**Consigne**
Reproduisez le passage du texte sur le translangage compris entre « Cette note mêlée » et « les francophones désiraient. », bornes incluses, en substituant « anxiété linguistique » à « insécurité linguistique ».

**Texte**
"""

Elle s’inquiète de la façon dont les enfants sont «jugés» et notés sur leur utilisation de la langue à l’école. Une contrainte qui n’existe pas dans les écoles anglophones «même si la langue dominante du jeune est le mandarin ou une autre».
Cette note mêlée à d’autres expériences négatives face à leur français contribue à l’insécurité linguistique et au départ de certains vers le système anglophone, dit Mme Minor-Corriveau. «Je comprends que l’idée de départ était de préserver la qualité de la langue, mais maintenant, on est rendu ailleurs.» Malgré les bonnes intentions de départ, le résultat n’est pas celui que le ministère de l’Éducation et les francophones désiraient.
Elle compare l’utilisation du translangage à un adulte bilingue qui apprend une troisième langue. Il devra d’abord utiliser ses connaissances dans ses deux autres langues pour acquérir le vocabulaire de la troisième. Dans le système d’éducation français en Ontario, plusieurs élèves en sont à ce niveau et ils ont besoin de leur anglais pour apprendre le français.
«Quand on l’observe, on est capables en tant qu’adultes qui maitrisons les langues, de l’aider à faire le pont et de donner le modèle, mais pas dans l’esprit où c’est de la correction. Toutes les théories sur l’acquisition des langues s’entendent pour dire à quel point ça, c’est important.»
Elle ne croit pas que l’utilisation d’une méthode de translangage pour l’enseignement apportera plus d’anglais dans les écoles, du moins pas plus qu’il y en a en ce moment. Ça pourrait par contre attirer encore plus d’élèves.
«Ça ne veut pas dire que l’enseignante parle anglais, ça veut dire qu’elle donne les outils, les mots, dont l’élève a besoin et de ne pas brimer la confiance quand l’élève doit utiliser un mot en anglais [parce qu’il ne connait pas le mot en français]. Ça commence en enlevant la catégorie “utilisation du français oral” dans les bulletins, parce qu’elle ne sert à rien, sauf dire à l’élève qu’il n’est pas assez bon.»

Anita Corriveau est enseignante et directrice d’école à la retraite.

"""

**Données fournies**
"""

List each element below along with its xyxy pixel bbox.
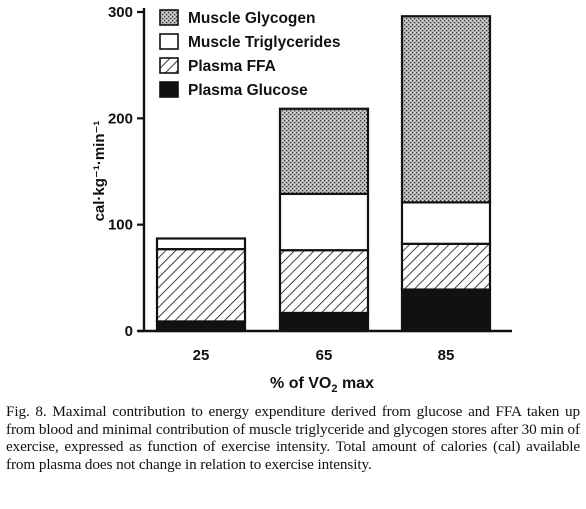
y-tick-label-200: 200 (108, 110, 133, 127)
bar-segment-muscle-glycogen-65 (278, 107, 370, 195)
bar-segment-plasma-ffa-65 (278, 249, 370, 315)
legend-label-plasma-glucose: Plasma Glucose (188, 82, 308, 99)
legend-label-muscle-triglycerides: Muscle Triglycerides (188, 34, 341, 51)
y-tick-label-0: 0 (125, 323, 133, 340)
y-axis-label: cal·kg⁻¹·min⁻¹ (91, 121, 108, 222)
legend: Muscle Glycogen Muscle Triglycerides Plasm… (159, 9, 341, 99)
figure-caption: Fig. 8. Maximal contribution to energy e… (6, 403, 580, 473)
axes: 0 100 200 300 25 65 85 % of VO2 max cal·kg⁻¹·min… (91, 4, 512, 395)
stacked-bar-chart: 0 100 200 300 25 65 85 % of VO2 max cal·kg⁻¹·min… (91, 4, 512, 395)
bar-segment-muscle-triglycerides-85 (400, 201, 492, 245)
x-tick-label-85: 85 (438, 347, 455, 364)
legend-label-muscle-glycogen: Muscle Glycogen (188, 10, 315, 27)
bar-segment-plasma-glucose-65 (278, 311, 370, 333)
x-tick-label-25: 25 (193, 347, 210, 364)
y-tick-label-100: 100 (108, 217, 133, 234)
x-axis-label: % of VO2 max (270, 375, 374, 395)
bar-segment-muscle-triglycerides-25 (155, 237, 247, 251)
bar-segment-plasma-glucose-25 (155, 320, 247, 333)
legend-label-plasma-ffa: Plasma FFA (188, 58, 276, 75)
legend-swatch-muscle-glycogen (159, 9, 179, 26)
bar-segment-plasma-ffa-25 (155, 248, 247, 323)
plot-area (155, 15, 492, 333)
bar-segment-plasma-ffa-85 (400, 242, 492, 291)
bar-segment-muscle-glycogen-85 (400, 15, 492, 204)
legend-swatch-plasma-ffa (159, 57, 179, 74)
legend-swatch-muscle-triglycerides (159, 33, 179, 50)
bar-segment-muscle-triglycerides-65 (278, 192, 370, 252)
bar-segment-plasma-glucose-85 (400, 288, 492, 333)
y-tick-label-300: 300 (108, 4, 133, 21)
legend-swatch-plasma-glucose (159, 81, 179, 98)
x-tick-label-65: 65 (316, 347, 333, 364)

"""

**Réponse**
Cette note mêlée à d’autres expériences négatives face à leur français contribue à l’anxiété linguistique et au départ de certains vers le système anglophone, dit Mme Minor-Corriveau. «Je comprends que l’idée de départ était de préserver la qualité de la langue, mais maintenant, on est rendu ailleurs.» Malgré les bonnes intentions de départ, le résultat n’est pas celui que le ministère de l’Éducation et les francophones désiraient.